_Task instructions_:
Print out every line, exactly as written.

──────────

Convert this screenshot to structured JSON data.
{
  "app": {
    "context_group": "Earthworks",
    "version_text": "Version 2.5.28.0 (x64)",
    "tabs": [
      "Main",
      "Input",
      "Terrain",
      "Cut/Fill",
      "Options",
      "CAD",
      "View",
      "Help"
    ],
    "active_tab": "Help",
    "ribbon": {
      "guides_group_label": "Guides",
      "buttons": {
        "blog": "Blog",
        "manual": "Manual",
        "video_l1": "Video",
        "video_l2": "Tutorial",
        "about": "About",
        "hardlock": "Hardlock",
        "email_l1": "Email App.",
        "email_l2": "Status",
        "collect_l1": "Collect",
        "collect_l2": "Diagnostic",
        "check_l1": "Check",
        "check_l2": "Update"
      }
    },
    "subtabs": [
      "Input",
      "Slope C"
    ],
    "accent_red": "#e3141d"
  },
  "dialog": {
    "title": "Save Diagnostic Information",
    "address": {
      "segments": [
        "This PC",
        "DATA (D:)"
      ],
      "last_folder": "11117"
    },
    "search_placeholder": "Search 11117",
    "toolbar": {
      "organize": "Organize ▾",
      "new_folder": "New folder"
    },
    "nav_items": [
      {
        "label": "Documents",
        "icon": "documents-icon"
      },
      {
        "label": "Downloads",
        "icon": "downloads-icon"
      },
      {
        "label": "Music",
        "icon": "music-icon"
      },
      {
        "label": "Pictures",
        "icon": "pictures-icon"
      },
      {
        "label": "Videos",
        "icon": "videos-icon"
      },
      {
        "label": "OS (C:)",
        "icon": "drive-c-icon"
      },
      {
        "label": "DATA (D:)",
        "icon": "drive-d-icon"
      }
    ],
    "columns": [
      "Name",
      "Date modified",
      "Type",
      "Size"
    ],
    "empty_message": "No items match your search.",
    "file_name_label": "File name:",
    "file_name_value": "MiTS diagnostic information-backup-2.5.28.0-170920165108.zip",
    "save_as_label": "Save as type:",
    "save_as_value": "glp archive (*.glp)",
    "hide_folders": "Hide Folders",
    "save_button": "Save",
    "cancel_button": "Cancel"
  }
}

──────────

_Final answer_:
Convert this screenshot to structured JSON data.
{
  "app": {
    "context_group": "Earthworks",
    "version_text": "Version 2.5.28.0 (x64)",
    "tabs": [
      "Main",
      "Input",
      "Terrain",
      "Cut/Fill",
      "Options",
      "CAD",
      "View",
      "Help"
    ],
    "active_tab": "Help",
    "ribbon": {
      "guides_group_label": "Guides",
      "buttons": {
        "blog": "Blog",
        "manual": "Manual",
        "video_l1": "Video",
        "video_l2": "Tutorial",
        "about": "About",
        "hardlock": "Hardlock",
        "email_l1": "Email App.",
        "email_l2": "Status",
        "collect_l1": "Collect",
        "collect_l2": "Diagnostic",
        "check_l1": "Check",
        "check_l2": "Update"
      }
    },
    "subtabs": [
      "Input",
      "Slope C"
    ],
    "accent_red": "#e3141d"
  },
  "dialog": {
    "title": "Save Diagnostic Information",
    "address": {
      "segments": [
        "This PC",
        "DATA (D:)"
      ],
      "last_folder": "11117"
    },
    "search_placeholder": "Search 11117",
    "toolbar": {
      "organize": "Organize ▾",
      "new_folder": "New folder"
    },
    "nav_items": [
      {
        "label": "Documents",
        "icon": "documents-icon"
      },
      {
        "label": "Downloads",
        "icon": "downloads-icon"
      },
      {
        "label": "Music",
        "icon": "music-icon"
      },
      {
        "label": "Pictures",
        "icon": "pictures-icon"
      },
      {
        "label": "Videos",
        "icon": "videos-icon"
      },
      {
        "label": "OS (C:)",
        "icon": "drive-c-icon"
      },
      {
        "label": "DATA (D:)",
        "icon": "drive-d-icon"
      }
    ],
    "columns": [
      "Name",
      "Date modified",
      "Type",
      "Size"
    ],
    "empty_message": "No items match your search.",
    "file_name_label": "File name:",
    "file_name_value": "MiTS diagnostic information-backup-2.5.28.0-170920165108.zip",
    "save_as_label": "Save as type:",
    "save_as_value": "glp archive (*.glp)",
    "hide_folders": "Hide Folders",
    "save_button": "Save",
    "cancel_button": "Cancel"
  }
}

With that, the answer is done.